Leave out the pictures, then reproduce the rest of the material exactly.
[Begin Entries supplied]
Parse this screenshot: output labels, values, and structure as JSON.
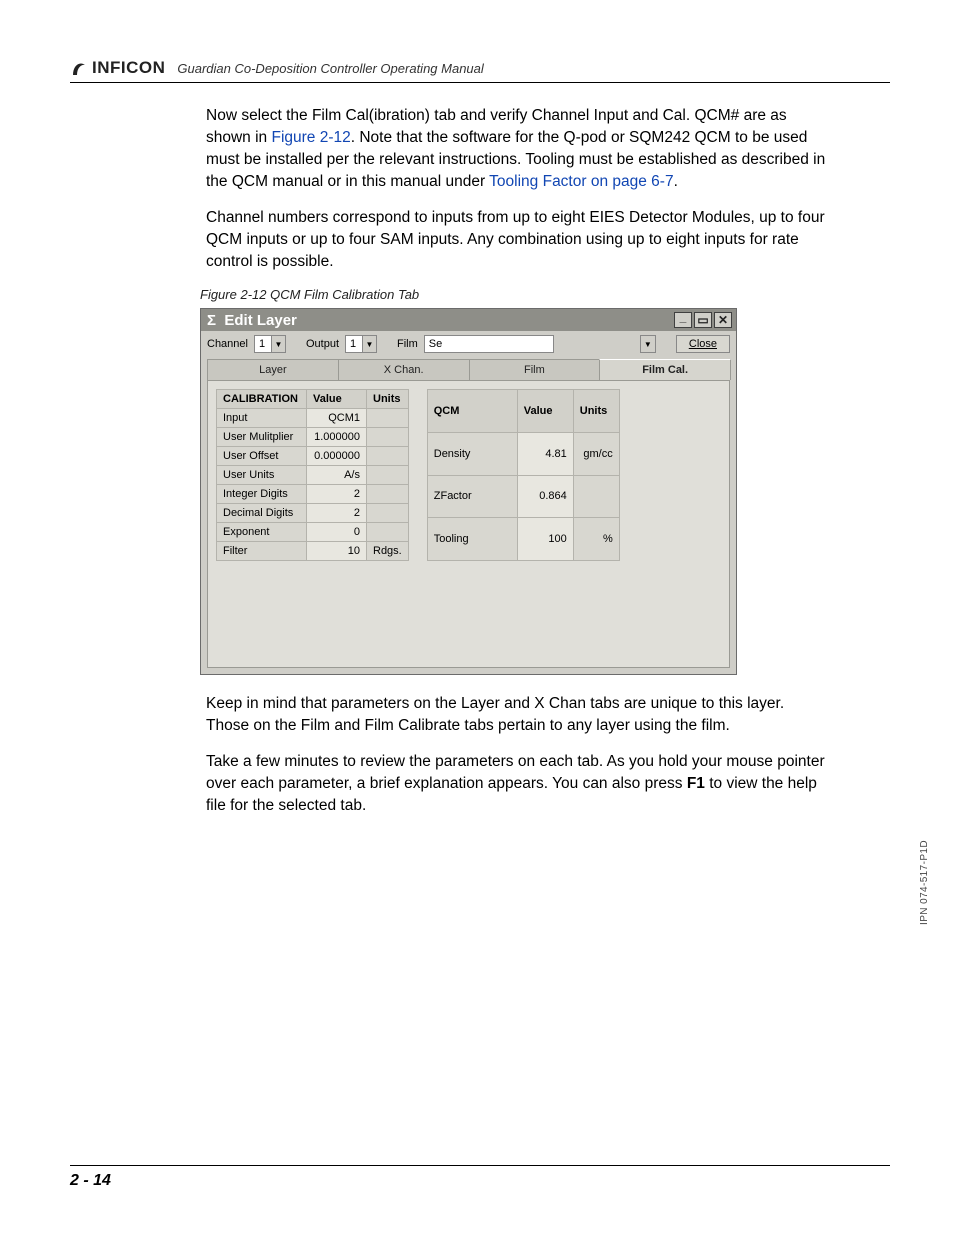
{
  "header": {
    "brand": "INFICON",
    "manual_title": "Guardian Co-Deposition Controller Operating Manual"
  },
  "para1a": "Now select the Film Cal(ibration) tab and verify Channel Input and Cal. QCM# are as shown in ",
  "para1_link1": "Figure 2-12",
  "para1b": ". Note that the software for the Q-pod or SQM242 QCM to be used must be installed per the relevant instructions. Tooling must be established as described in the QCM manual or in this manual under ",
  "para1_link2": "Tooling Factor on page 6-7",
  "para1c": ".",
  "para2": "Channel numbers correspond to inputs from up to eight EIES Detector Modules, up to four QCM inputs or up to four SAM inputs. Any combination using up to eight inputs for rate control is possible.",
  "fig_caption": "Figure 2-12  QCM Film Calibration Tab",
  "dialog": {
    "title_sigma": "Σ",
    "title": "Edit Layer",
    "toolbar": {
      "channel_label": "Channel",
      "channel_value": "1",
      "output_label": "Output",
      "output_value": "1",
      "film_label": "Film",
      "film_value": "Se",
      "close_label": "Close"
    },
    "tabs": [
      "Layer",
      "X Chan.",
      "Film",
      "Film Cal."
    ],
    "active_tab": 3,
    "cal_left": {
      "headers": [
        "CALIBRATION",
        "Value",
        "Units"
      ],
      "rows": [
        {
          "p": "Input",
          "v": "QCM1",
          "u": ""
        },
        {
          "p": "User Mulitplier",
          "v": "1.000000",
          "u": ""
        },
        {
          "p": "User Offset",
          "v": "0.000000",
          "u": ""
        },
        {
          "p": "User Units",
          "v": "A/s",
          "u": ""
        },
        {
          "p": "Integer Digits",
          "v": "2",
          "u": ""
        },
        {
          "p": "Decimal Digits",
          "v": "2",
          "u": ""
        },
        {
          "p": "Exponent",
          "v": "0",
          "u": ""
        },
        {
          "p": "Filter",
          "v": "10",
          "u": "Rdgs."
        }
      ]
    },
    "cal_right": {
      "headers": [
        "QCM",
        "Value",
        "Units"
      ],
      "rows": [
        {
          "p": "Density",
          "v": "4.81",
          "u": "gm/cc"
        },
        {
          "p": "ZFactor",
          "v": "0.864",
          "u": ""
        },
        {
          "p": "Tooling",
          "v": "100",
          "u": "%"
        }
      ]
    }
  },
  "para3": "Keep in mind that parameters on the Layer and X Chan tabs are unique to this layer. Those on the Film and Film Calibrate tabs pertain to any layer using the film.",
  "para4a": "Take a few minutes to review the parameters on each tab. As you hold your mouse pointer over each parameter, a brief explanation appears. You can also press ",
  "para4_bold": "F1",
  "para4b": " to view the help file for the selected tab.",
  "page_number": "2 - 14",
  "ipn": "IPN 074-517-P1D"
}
[End Entries supplied]
Response below →
Parse this screenshot: output labels, values, and structure as JSON.
{
  "header": {
    "brand": "INFICON",
    "manual_title": "Guardian Co-Deposition Controller Operating Manual"
  },
  "para1a": "Now select the Film Cal(ibration) tab and verify Channel Input and Cal. QCM# are as shown in ",
  "para1_link1": "Figure 2-12",
  "para1b": ". Note that the software for the Q-pod or SQM242 QCM to be used must be installed per the relevant instructions. Tooling must be established as described in the QCM manual or in this manual under ",
  "para1_link2": "Tooling Factor on page 6-7",
  "para1c": ".",
  "para2": "Channel numbers correspond to inputs from up to eight EIES Detector Modules, up to four QCM inputs or up to four SAM inputs. Any combination using up to eight inputs for rate control is possible.",
  "fig_caption": "Figure 2-12  QCM Film Calibration Tab",
  "dialog": {
    "title_sigma": "Σ",
    "title": "Edit Layer",
    "toolbar": {
      "channel_label": "Channel",
      "channel_value": "1",
      "output_label": "Output",
      "output_value": "1",
      "film_label": "Film",
      "film_value": "Se",
      "close_label": "Close"
    },
    "tabs": [
      "Layer",
      "X Chan.",
      "Film",
      "Film Cal."
    ],
    "active_tab": 3,
    "cal_left": {
      "headers": [
        "CALIBRATION",
        "Value",
        "Units"
      ],
      "rows": [
        {
          "p": "Input",
          "v": "QCM1",
          "u": ""
        },
        {
          "p": "User Mulitplier",
          "v": "1.000000",
          "u": ""
        },
        {
          "p": "User Offset",
          "v": "0.000000",
          "u": ""
        },
        {
          "p": "User Units",
          "v": "A/s",
          "u": ""
        },
        {
          "p": "Integer Digits",
          "v": "2",
          "u": ""
        },
        {
          "p": "Decimal Digits",
          "v": "2",
          "u": ""
        },
        {
          "p": "Exponent",
          "v": "0",
          "u": ""
        },
        {
          "p": "Filter",
          "v": "10",
          "u": "Rdgs."
        }
      ]
    },
    "cal_right": {
      "headers": [
        "QCM",
        "Value",
        "Units"
      ],
      "rows": [
        {
          "p": "Density",
          "v": "4.81",
          "u": "gm/cc"
        },
        {
          "p": "ZFactor",
          "v": "0.864",
          "u": ""
        },
        {
          "p": "Tooling",
          "v": "100",
          "u": "%"
        }
      ]
    }
  },
  "para3": "Keep in mind that parameters on the Layer and X Chan tabs are unique to this layer. Those on the Film and Film Calibrate tabs pertain to any layer using the film.",
  "para4a": "Take a few minutes to review the parameters on each tab. As you hold your mouse pointer over each parameter, a brief explanation appears. You can also press ",
  "para4_bold": "F1",
  "para4b": " to view the help file for the selected tab.",
  "page_number": "2 - 14",
  "ipn": "IPN 074-517-P1D"
}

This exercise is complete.